#### Complete the following:
a. According to the article on the conservation art exhibit, how many artists have works in the exhibit?
b. Reproduce the passage of the article on the conservation art exhibit from "We’re sadly accustomed" to "brink of extinction?".
c. Write the next part of the article on the conservation art exhibit, picking up after its final sentence.

#### Source document:
******************************
Celebrating conservation success with art

Celebrating conservation success with art

By Ilana DeBare

We’re sadly accustomed to stories of environmental tragedy – dying coral reefs, melting ice caps, rivers with no salmon. Shouldn’t we also highlight stories of conservation success, where species are brought back from the brink of extinction?

That was Robbie Brandwynne’s idea when she decided to organize Celebration, an art exhibit on display through Aug. 31 at the Environmental Education Center in Tilden Park.

The exhibit features works by 60 artists depicting birds, animals and plants that faced extinction but have at least partially recovered.

Peregrine and Prairie Falcons. California Clapper Rails. Golden Eagles, Bald Eagles, Belding’s Savannah Sparrows and more…

Prairie Falcon by Barbara Stikker

Some but not all of the works are accompanied  by short explanations of the species’ threat and revival. A note alongside Barbara Stikker’s striking linoleum reduction print of a Prairie Falcon notes that in 1977, when it was listed as a federal species of concern, there were only 300 to 500 pairs left in California.
******************************
#### Provided information:
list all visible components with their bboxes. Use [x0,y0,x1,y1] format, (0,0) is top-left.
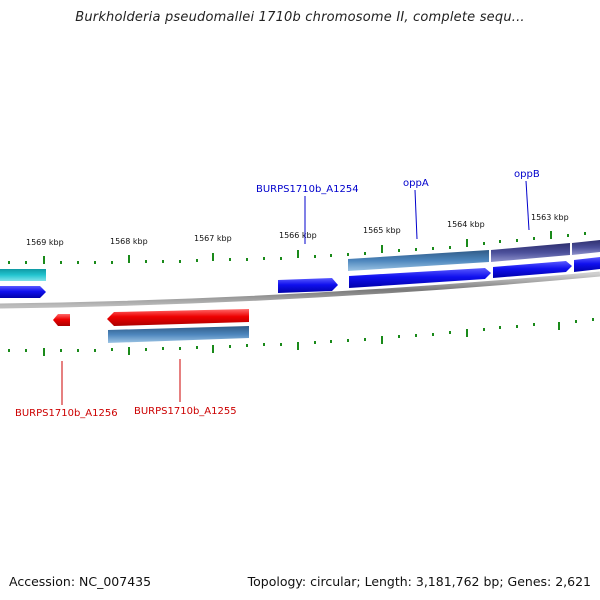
gene-arrow-a1254 [278,278,338,293]
gene-label-oppB[interactable]: oppB [514,169,540,180]
gene-arrow-left-edge [0,286,46,298]
gene-arrow-oppA [349,268,491,288]
lower-tick-row [8,318,594,356]
accession-text: Accession: NC_007435 [9,574,152,589]
gene-label-a1255[interactable]: BURPS1710b_A1255 [134,406,237,417]
gene-arrow-oppB [493,261,572,278]
chromosome-backbone [0,271,600,309]
gene-arrow-right-edge [574,257,600,272]
ruler-label: 1563 kbp [531,213,569,222]
feature-band-oppB [491,243,570,262]
map-title: Burkholderia pseudomallei 1710b chromoso… [75,10,525,25]
gene-arrow-a1255 [107,309,249,326]
ruler-label: 1569 kbp [26,238,64,247]
leader-line-oppB [525,180,530,231]
ruler-label: 1567 kbp [194,234,232,243]
gene-arrow-a1256 [53,314,70,326]
ruler-labels: 1569 kbp 1568 kbp 1567 kbp 1566 kbp 1565… [26,213,569,247]
topology-text: Topology: circular; Length: 3,181,762 bp… [247,574,591,589]
ruler-label: 1568 kbp [110,237,148,246]
gene-label-a1254[interactable]: BURPS1710b_A1254 [256,184,359,195]
gene-label-a1256[interactable]: BURPS1710b_A1256 [15,408,118,419]
ruler-label: 1564 kbp [447,220,485,229]
feature-band-oppA [348,250,489,271]
cyan-feature [0,269,46,281]
gene-label-oppA[interactable]: oppA [403,178,429,189]
upper-tick-row [8,231,586,264]
ruler-label: 1566 kbp [279,231,317,240]
feature-band-right [572,240,600,255]
ruler-label: 1565 kbp [363,226,401,235]
feature-band-lower [108,326,249,343]
leader-line-oppA [414,189,418,240]
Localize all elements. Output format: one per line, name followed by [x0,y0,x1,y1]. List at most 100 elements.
******************************
#### Task-by-task outputs:
a. 60 artists

b.
We’re sadly accustomed to stories of environmental tragedy – dying coral reefs, melting ice caps, rivers with no salmon. Shouldn’t we also highlight stories of conservation success, where species are brought back from the brink of extinction?

c.
Today the population has stabilized at more than 5,000 pairs, thanks in part to the use of fallow and flooded rice fields as bird habitat in the Central Valley.

Several of the species in the show owe their survival to a single environmental initiative — the banning of DDT in 1972. The ubiquitous pesticide made Bald Eagle eggs so brittle that they couldn’t withstand the weight of a brooding adult. Listed as endangered in 1967, Bald Eagles were removed from that list in 1995 and then removed from the list of threatened species as well in 2007. Similarly, Brown Pelicans had been listed as threatened in 1970 but, once DDT was banned, they recovered enough to be delisted in 1988.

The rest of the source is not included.